Algorithm: for object's center we find distance to each frustum plane. If point is behind any plane more than sphere radius, then sphere not in frustum. And found one is splitting plane.

__forceinline bool SphereInFrustum(vec3 &pos, float &radius, vec4 *frustum_planes)
{
	bool res = true;
	//test all 6 frustum planes
	for (int i = 0; i < 6; i++)
	{
		//calculate distance from sphere center to plane.
		//if distance larger then sphere radius - sphere is outside frustum
		if (frustum_planes[i].x * pos.x + frustum_planes[i].y * pos.y + frustum_planes[i].z * pos.z + frustum_planes[i].w <= -radius)
			res = false;
			//return false; //with flag works faster
	}
	return res;
}


AABB-frustum

Bounding sphere sometimes not great choise to approximate object. For more precise test one often use boxes. World Axis-Aligned or Oriented Bounding Boxes.
Basic idea to test the box visibility in frustum: if all 8 box points lie behind one of frustum planes then box is not in frustum. In next example implemented AABB-fustum test. But if we place OBB world-space points in equations – we get OBB-frustum test.

__forceinline bool RightParallelepipedInFrustum2(vec4 &Min, vec4 &Max, vec4 *frustum_planes)

Short problem –
Continue the frustum culling write-up from where it stops.

Raw records –
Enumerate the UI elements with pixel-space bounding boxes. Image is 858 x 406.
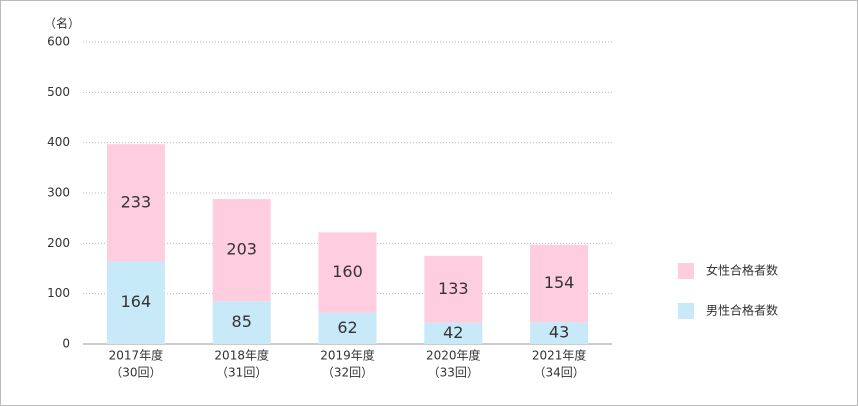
bar-segment	[530, 244, 589, 323]
y-tick-label: 500	[47, 85, 70, 99]
value-label: 160	[332, 262, 363, 281]
x-tick-label: 2020年度	[426, 348, 481, 363]
y-tick-label: 0	[62, 337, 70, 351]
x-tick-label: （30回）	[110, 366, 161, 380]
x-tick-label: （34回）	[533, 366, 584, 380]
bar-segment	[106, 144, 165, 262]
bar-segment	[318, 312, 377, 344]
value-label: 42	[443, 323, 463, 342]
value-label: 164	[121, 292, 152, 311]
bar-segment	[106, 261, 165, 344]
bar-segment	[424, 255, 483, 323]
bar-segment	[424, 322, 483, 344]
value-label: 62	[337, 318, 357, 337]
bar-segment	[318, 232, 377, 313]
bar-segment	[212, 199, 271, 302]
bar-segment	[530, 322, 589, 344]
x-tick-label: （32回）	[322, 366, 373, 380]
legend-label: 男性合格者数	[706, 303, 778, 318]
y-tick-label: 400	[47, 135, 70, 149]
x-tick-label: 2021年度	[532, 348, 587, 363]
value-label: 43	[549, 323, 569, 342]
legend-swatch	[678, 303, 694, 319]
value-label: 85	[232, 312, 252, 331]
bar-segment	[212, 301, 271, 344]
value-label: 233	[121, 192, 152, 211]
legend-label: 女性合格者数	[706, 263, 778, 278]
value-label: 203	[226, 240, 257, 259]
y-tick-label: 200	[47, 236, 70, 250]
x-tick-label: 2019年度	[320, 348, 375, 363]
y-tick-label: 600	[47, 35, 70, 49]
x-tick-label: （31回）	[216, 366, 267, 380]
legend-swatch	[678, 263, 694, 279]
y-tick-label: 100	[47, 286, 70, 300]
y-tick-label: 300	[47, 186, 70, 200]
y-unit-label: （名）	[44, 16, 80, 31]
value-label: 154	[544, 273, 575, 292]
x-tick-label: 2017年度	[109, 348, 164, 363]
x-tick-label: （33回）	[428, 366, 479, 380]
x-tick-label: 2018年度	[214, 348, 269, 363]
value-label: 133	[438, 279, 469, 298]
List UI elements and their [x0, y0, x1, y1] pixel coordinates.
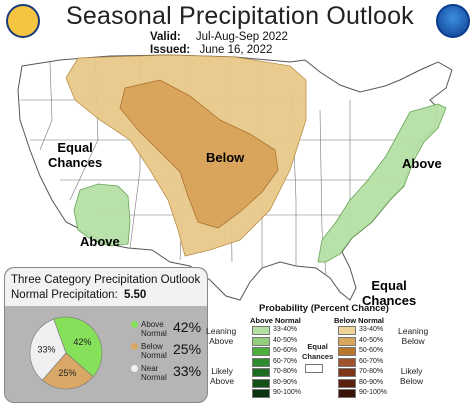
leaning-above-label: Leaning Above	[206, 326, 237, 346]
pie-slice-near	[29, 318, 67, 381]
issued-value: June 16, 2022	[199, 44, 273, 56]
below-range-3: 60-70%	[359, 357, 384, 365]
below-range-1: 40-50%	[359, 336, 384, 344]
issued-label: Issued:	[150, 44, 191, 56]
probability-legend-title: Probability (Percent Chance)	[259, 303, 389, 314]
above-range-5: 80-90%	[273, 378, 298, 386]
pie-slice-below	[41, 352, 94, 390]
likely-above-label: Likely Above	[210, 366, 235, 386]
pie-legend-label-above: Above Normal	[141, 320, 167, 338]
below-swatch-1	[338, 336, 356, 346]
commerce-department-seal-icon	[6, 4, 40, 38]
pie-label-below: 25%	[58, 368, 76, 378]
pie-legend-dot-below	[131, 343, 138, 350]
below-range-4: 70-80%	[359, 368, 384, 375]
noaa-logo-icon	[436, 4, 470, 38]
below-range-0: 33-40%	[359, 326, 384, 333]
pie-legend-value-near: 33%	[173, 363, 202, 379]
category-pie-chart: 42% 25% 33%	[29, 316, 103, 390]
equal-chances-se-label: Equal Chances	[362, 278, 417, 308]
above-swatch-4	[252, 368, 270, 377]
below-swatch-3	[338, 357, 356, 367]
above-normal-southwest-area	[73, 183, 131, 247]
below-range-6: 90-100%	[359, 389, 388, 396]
below-label: Below	[206, 150, 245, 165]
above-swatch-5	[252, 378, 270, 388]
valid-label: Valid:	[150, 31, 181, 43]
valid-line: Valid: Jul-Aug-Sep 2022	[150, 31, 288, 43]
pie-label-above: 42%	[73, 337, 91, 347]
inset-title: Three Category Precipitation Outlook	[11, 274, 201, 286]
equal-chances-legend-label: Equal Chances	[302, 342, 334, 361]
below-swatch-6	[338, 389, 356, 398]
equal-chances-swatch	[305, 364, 323, 373]
above-range-1: 40-50%	[273, 336, 298, 344]
above-range-6: 90-100%	[273, 389, 302, 396]
issued-line: Issued: June 16, 2022	[150, 44, 272, 56]
above-southwest-label: Above	[80, 234, 120, 249]
normal-precip-line: Normal Precipitation: 5.50	[11, 289, 146, 301]
pie-legend-label-below: Below Normal	[141, 342, 167, 360]
above-normal-east-area	[317, 103, 447, 263]
above-east-label: Above	[402, 156, 442, 171]
page-title: Seasonal Precipitation Outlook	[66, 2, 414, 30]
below-range-2: 50-60%	[359, 347, 384, 354]
pie-legend-label-near: Near Normal	[141, 364, 167, 382]
three-category-inset: Three Category Precipitation Outlook Nor…	[4, 267, 208, 403]
below-swatch-2	[338, 347, 356, 356]
inset-header	[5, 268, 207, 306]
equal-chances-west-label: Equal Chances	[48, 140, 103, 170]
below-swatch-4	[338, 368, 356, 377]
normal-precip-value: 5.50	[123, 289, 147, 301]
above-swatch-6	[252, 389, 270, 398]
likely-below-label: Likely Below	[400, 366, 424, 386]
pie-slice-above	[53, 316, 103, 378]
pie-legend-value-below: 25%	[173, 341, 202, 357]
above-range-3: 60-70%	[273, 357, 298, 365]
leaning-below-label: Leaning Below	[398, 326, 429, 346]
below-normal-40-50-area	[119, 79, 279, 229]
above-range-2: 50-60%	[273, 347, 298, 354]
below-normal-header: Below Normal	[334, 316, 385, 325]
above-swatch-2	[252, 347, 270, 356]
above-range-4: 70-80%	[273, 368, 298, 375]
above-range-0: 33-40%	[273, 326, 298, 333]
below-range-5: 80-90%	[359, 378, 384, 386]
above-swatch-1	[252, 336, 270, 346]
below-swatch-0	[338, 326, 356, 335]
below-swatch-5	[338, 378, 356, 388]
above-normal-header: Above Normal	[250, 316, 301, 325]
normal-precip-label: Normal Precipitation:	[11, 289, 118, 301]
above-swatch-3	[252, 357, 270, 367]
pie-legend-dot-above	[131, 321, 138, 328]
above-swatch-0	[252, 326, 270, 335]
pie-legend-value-above: 42%	[173, 319, 202, 335]
valid-value: Jul-Aug-Sep 2022	[195, 31, 288, 43]
pie-legend-dot-near	[131, 365, 138, 372]
pie-label-near: 33%	[38, 344, 56, 354]
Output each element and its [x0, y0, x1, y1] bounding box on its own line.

Exercise response –
{
//this is just example of basic idea - how BOX culling works, both AABB and OBB
//Min & Max are 2 world space box points. For AABB-drustum culling
//We may use transformed (by object matrix) to world space 8 box points. Replace Min & Max in equations and we get OBB-frustum.
	//test all 6 frustum planes
	for (int i = 0; i<6; i++)
	{
	//try to find such plane for which all 8 box points behind it
	//test all 8 box points against frustum plane
	//calculate distance from point to plane
	//if point infront of the plane (dist > 0) - this is not separating plane
		if (frustum_planes[i][0] * Min[0] + frustum_planes[i][1] * Max[1] + frustum_planes[i][2] * Min[2] + frustum_planes[i][3]>0)
			continue;
		if (frustum_planes[i][0] * Min[0] + frustum_planes[i][1] * Max[1] + frustum_planes[i][2] * Max[2] + frustum_planes[i][3]>0)
			continue;
		if (frustum_planes[i][0] * Max[0] + frustum_planes[i][1] * Max[1] + frustum_planes[i][2] * Max[2] + frustum_planes[i][3]>0)
			continue;
		if (frustum_planes[i][0] * Max[0] + frustum_planes[i][1] * Max[1] + frustum_planes[i][2] * Min[2] + frustum_planes[i][3]>0)
			continue;
		if (frustum_planes[i][0] * Max[0] + frustum_planes[i][1] * Min[1] + frustum_planes[i][2] * Min[2] + frustum_planes[i][3]>0)
			continue;
		if (frustum_planes[i][0] * Max[0] + frustum_planes[i][1] * Min[1] + frustum_planes[i][2] * Max[2] + frustum_planes[i][3]>0)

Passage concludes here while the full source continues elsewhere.